Clustering program divides data into several groups based on
certain distribution. It summarizes the data by recording specified
features of each group. Clustering is built for each meaningful
piece of a Pads description. Figure 18.1
is an example report for a web server log data.
[Describing each tag arm of <top>.host]
=====================================================================================================
<top>.host.resolved : array nIP of Puint8
=====================================================================================================
Array lengths:
Clustering based distribution: User defined distribution.
mean 4, and variance 0, containing 4 elements.
=====================================================================================================
Possible anormality based on probability 0.010000:
Possible anormality based on clustering elements number 0.100000:
-----------------------------------------------------------------------------------------------------
allArrayElts : uint8
-----------------------------------------------------------------------------------------------------
Clustering based distribution: User defined distribution.
mean 128, and variance 77, containing 8 elements.
mean 136, and variance 0, containing 4 elements.
mean 97, and variance 0, containing 4 elements.
=====================================================================================================
Possible anormality based on probability 0.010000:
Data (around): 49
Data (around): 207
Data (around): 49
Data (around): 207
Data (around): 50
Data (around): 207
Data (around): 50
Possible anormality based on clustering elements number 0.100000:
=====================================================================================================
<top>.host.symbolic : array sIP of Pstring_SE
=====================================================================================================
Array lengths:
Clustering based distribution: User defined distribution.
mean 4, and variance 0, containing 7 elements.
=====================================================================================================
Possible anormality based on probability 0.010000:
Possible anormality based on clustering elements number 0.100000:
-----------------------------------------------------------------------------------------------------
allArrayElts : string
-----------------------------------------------------------------------------------------------------
Clustering based distribution: User defined distribution.
mean non defined., and variance non defined., containing 28 elements.
=====================================================================================================
Possible anormality based on probability 0.010000:
Possible anormality based on clustering elements number 0.100000:
. . . . . . . . . . . . . . . . . . . . . .
Figure 18.1: Portion of clustering report for web server log data. |
In this particular run, maximal 3 clusterings are built for all the
data values seen in the data source.
== == ==
YOUR TASK
Pick up the passage on the Pads clustering program and continue it from its last sentence.

Raw records
== == ==
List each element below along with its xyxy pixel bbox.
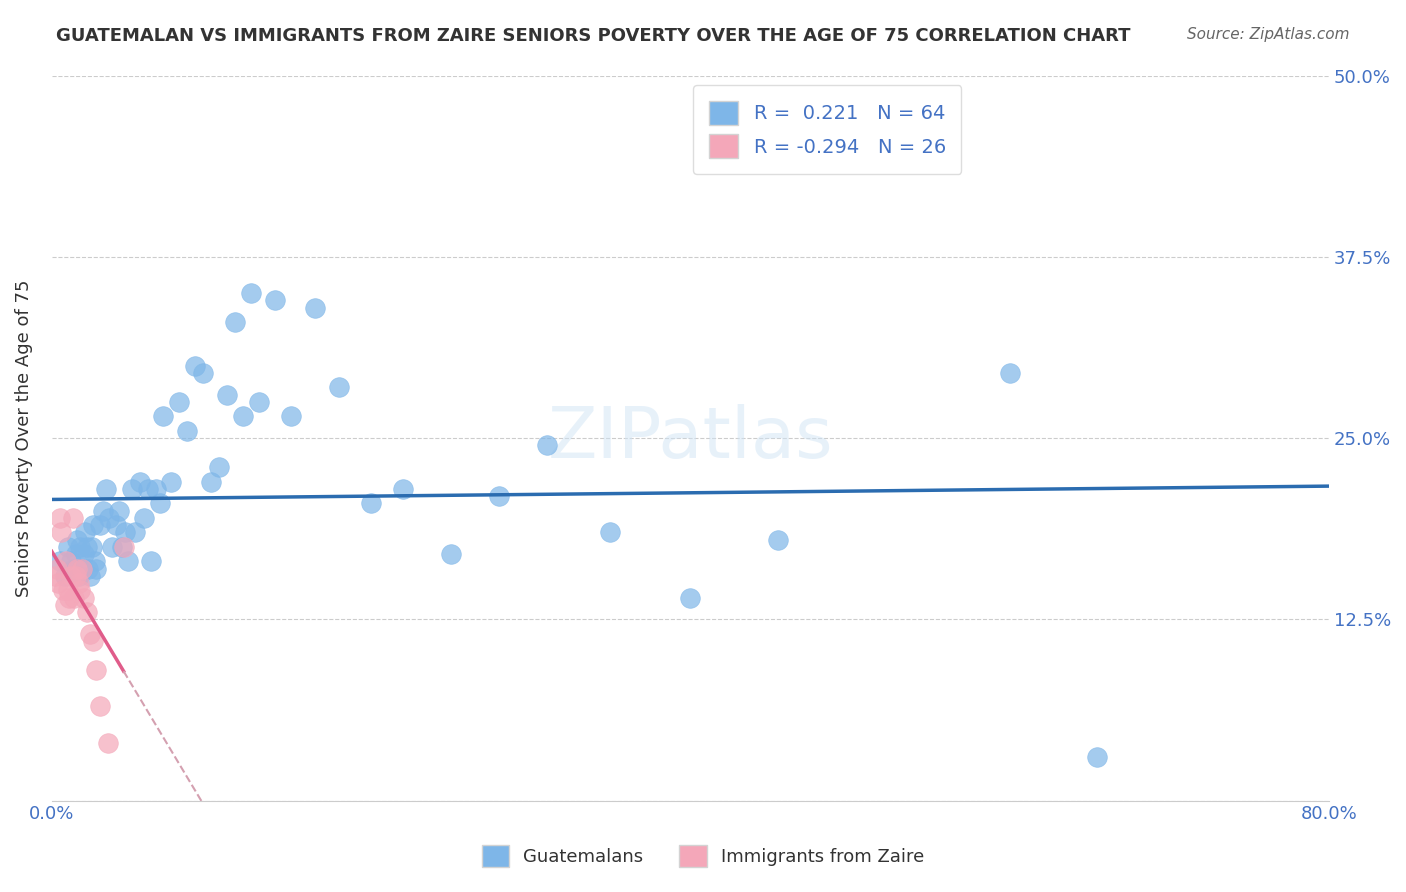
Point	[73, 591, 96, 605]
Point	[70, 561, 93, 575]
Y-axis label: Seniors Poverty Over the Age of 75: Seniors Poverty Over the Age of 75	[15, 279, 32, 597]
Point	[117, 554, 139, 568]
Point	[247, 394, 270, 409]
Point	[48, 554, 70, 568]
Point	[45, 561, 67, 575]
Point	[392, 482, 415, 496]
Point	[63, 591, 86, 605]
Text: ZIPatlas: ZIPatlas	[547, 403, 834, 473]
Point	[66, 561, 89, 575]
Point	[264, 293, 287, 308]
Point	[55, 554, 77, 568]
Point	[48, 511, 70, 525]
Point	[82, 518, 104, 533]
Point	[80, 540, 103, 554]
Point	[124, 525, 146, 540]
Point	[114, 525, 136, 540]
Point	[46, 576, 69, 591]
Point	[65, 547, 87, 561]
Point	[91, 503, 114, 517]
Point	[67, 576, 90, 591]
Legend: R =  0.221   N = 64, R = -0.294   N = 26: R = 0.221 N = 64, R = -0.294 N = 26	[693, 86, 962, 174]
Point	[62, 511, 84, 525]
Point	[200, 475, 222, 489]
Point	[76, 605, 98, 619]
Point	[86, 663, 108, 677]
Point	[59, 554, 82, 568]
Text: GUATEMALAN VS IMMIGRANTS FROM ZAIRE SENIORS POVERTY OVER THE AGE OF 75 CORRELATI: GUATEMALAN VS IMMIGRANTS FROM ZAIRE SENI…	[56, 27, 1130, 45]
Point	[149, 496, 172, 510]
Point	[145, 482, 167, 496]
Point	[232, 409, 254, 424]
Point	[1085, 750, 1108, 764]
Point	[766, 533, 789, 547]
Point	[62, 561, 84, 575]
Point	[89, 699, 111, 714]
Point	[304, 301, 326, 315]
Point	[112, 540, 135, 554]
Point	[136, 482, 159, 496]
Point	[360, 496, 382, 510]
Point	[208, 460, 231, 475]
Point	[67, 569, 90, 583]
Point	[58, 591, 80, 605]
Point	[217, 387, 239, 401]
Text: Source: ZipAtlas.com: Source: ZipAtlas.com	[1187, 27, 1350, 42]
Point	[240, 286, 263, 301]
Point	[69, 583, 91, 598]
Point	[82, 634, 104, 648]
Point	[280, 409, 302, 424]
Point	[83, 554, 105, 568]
== == ==
ANSWER
18.1 Operations
Figure 18.2 shows the clustering functions declared
for a Pads type.
Perror_t entry_t_cluster_init (P_t *pads,entry_t_cluster *h);
Perror_t entry_t_cluster_setPara (P_t *pads,entry_t_cluster *h,P_cluster *d_cluster);
Perror_t entry_t_cluster_reset (P_t *pads,entry_t_cluster *h);
Perror_t entry_t_cluster_cleanup (P_t *pads,entry_t_cluster *h);
Perror_t entry_t_cluster_add (P_t *pads,entry_t_cluster *h,Pbase_pd *pd,entry_t *rep,Puint32 *isFull);
Perror_t entry_t_cluster_report2io (P_t *pads,Sfio_t *outstr,const char *prefix,
const char *what, int nst,entry_t_cluster *h);
Perror_t entry_t_cluster_report (P_t *pads,const char *prefix,const char *what,int nst,entry_t_cluster *h);
Figure 18.2: Clustering functions generated for the entry_t type. |
These functions have the following behaviors:
-
entry_t_hist_init
- Initializes clustering data
structure. This function must be called before any data can be added
to the programme.
- entry_t_hist_setPara
- Customizes clustering data
structure. For the distribution function and two conversion
functions (specified below), user needs to set the corresponding
fields explicitly. This function must be called to make any
customization effected.
- entry_t_hist_reset
- Reinitializes clustering data
structure. This function can be used to set any point of the data
source as the start point of a new run. But it can’t be used to
reset any previous defined parameters.
- entry_t_hist_cleanup
- Deallocates all memory associated
with clustering.
- entry_t_hist_add
- Inserts a data value. This function
is called once a new record is coming. Any data type with an
associated mapping function to Pfloat64 is considered as a
meaningful type. This function tracks fields with meaningful type
and legal values only.
- entry_t_hist_report2io
- Writes summary report for
clustering c to *outstr.
- entry_t_hist_report
- Writes summary report for
clustering c to screen.
Figure 18.3 illustrates a sample use of clustering
functions for printing a summary of CLF entry_t.
#include "wsl.h"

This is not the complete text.